### WHAT TO PRODUCE
Reproduce all entries word for word.

Figure collection entries:
......
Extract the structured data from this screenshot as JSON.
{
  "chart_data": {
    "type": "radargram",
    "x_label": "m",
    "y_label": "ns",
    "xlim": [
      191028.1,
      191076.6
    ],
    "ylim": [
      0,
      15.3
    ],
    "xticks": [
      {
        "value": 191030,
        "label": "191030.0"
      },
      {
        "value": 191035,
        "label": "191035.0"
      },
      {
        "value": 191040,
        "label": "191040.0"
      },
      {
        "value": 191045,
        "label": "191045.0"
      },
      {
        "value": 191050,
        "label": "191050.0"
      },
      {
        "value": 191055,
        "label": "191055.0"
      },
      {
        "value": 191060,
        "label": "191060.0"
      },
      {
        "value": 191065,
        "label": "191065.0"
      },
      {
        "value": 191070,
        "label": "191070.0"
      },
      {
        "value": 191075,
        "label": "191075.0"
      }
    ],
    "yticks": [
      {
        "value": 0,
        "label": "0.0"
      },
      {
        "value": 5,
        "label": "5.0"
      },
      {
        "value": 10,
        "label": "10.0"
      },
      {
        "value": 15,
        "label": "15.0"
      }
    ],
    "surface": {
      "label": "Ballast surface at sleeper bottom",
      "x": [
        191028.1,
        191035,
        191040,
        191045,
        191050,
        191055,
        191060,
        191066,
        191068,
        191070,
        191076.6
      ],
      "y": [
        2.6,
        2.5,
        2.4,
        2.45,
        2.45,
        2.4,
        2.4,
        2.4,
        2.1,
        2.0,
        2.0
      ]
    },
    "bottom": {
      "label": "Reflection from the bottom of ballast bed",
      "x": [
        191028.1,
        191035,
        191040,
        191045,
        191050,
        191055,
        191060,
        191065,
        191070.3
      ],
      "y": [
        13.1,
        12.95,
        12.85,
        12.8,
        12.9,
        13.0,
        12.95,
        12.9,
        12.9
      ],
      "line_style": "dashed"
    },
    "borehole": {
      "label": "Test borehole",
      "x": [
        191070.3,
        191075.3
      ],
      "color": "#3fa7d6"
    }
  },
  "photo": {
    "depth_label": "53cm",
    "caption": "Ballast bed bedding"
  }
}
......
### THE ANSWER
Extract the structured data from this screenshot as JSON.
{
  "chart_data": {
    "type": "radargram",
    "x_label": "m",
    "y_label": "ns",
    "xlim": [
      191028.1,
      191076.6
    ],
    "ylim": [
      0,
      15.3
    ],
    "xticks": [
      {
        "value": 191030,
        "label": "191030.0"
      },
      {
        "value": 191035,
        "label": "191035.0"
      },
      {
        "value": 191040,
        "label": "191040.0"
      },
      {
        "value": 191045,
        "label": "191045.0"
      },
      {
        "value": 191050,
        "label": "191050.0"
      },
      {
        "value": 191055,
        "label": "191055.0"
      },
      {
        "value": 191060,
        "label": "191060.0"
      },
      {
        "value": 191065,
        "label": "191065.0"
      },
      {
        "value": 191070,
        "label": "191070.0"
      },
      {
        "value": 191075,
        "label": "191075.0"
      }
    ],
    "yticks": [
      {
        "value": 0,
        "label": "0.0"
      },
      {
        "value": 5,
        "label": "5.0"
      },
      {
        "value": 10,
        "label": "10.0"
      },
      {
        "value": 15,
        "label": "15.0"
      }
    ],
    "surface": {
      "label": "Ballast surface at sleeper bottom",
      "x": [
        191028.1,
        191035,
        191040,
        191045,
        191050,
        191055,
        191060,
        191066,
        191068,
        191070,
        191076.6
      ],
      "y": [
        2.6,
        2.5,
        2.4,
        2.45,
        2.45,
        2.4,
        2.4,
        2.4,
        2.1,
        2.0,
        2.0
      ]
    },
    "bottom": {
      "label": "Reflection from the bottom of ballast bed",
      "x": [
        191028.1,
        191035,
        191040,
        191045,
        191050,
        191055,
        191060,
        191065,
        191070.3
      ],
      "y": [
        13.1,
        12.95,
        12.85,
        12.8,
        12.9,
        13.0,
        12.95,
        12.9,
        12.9
      ],
      "line_style": "dashed"
    },
    "borehole": {
      "label": "Test borehole",
      "x": [
        191070.3,
        191075.3
      ],
      "color": "#3fa7d6"
    }
  },
  "photo": {
    "depth_label": "53cm",
    "caption": "Ballast bed bedding"
  }
}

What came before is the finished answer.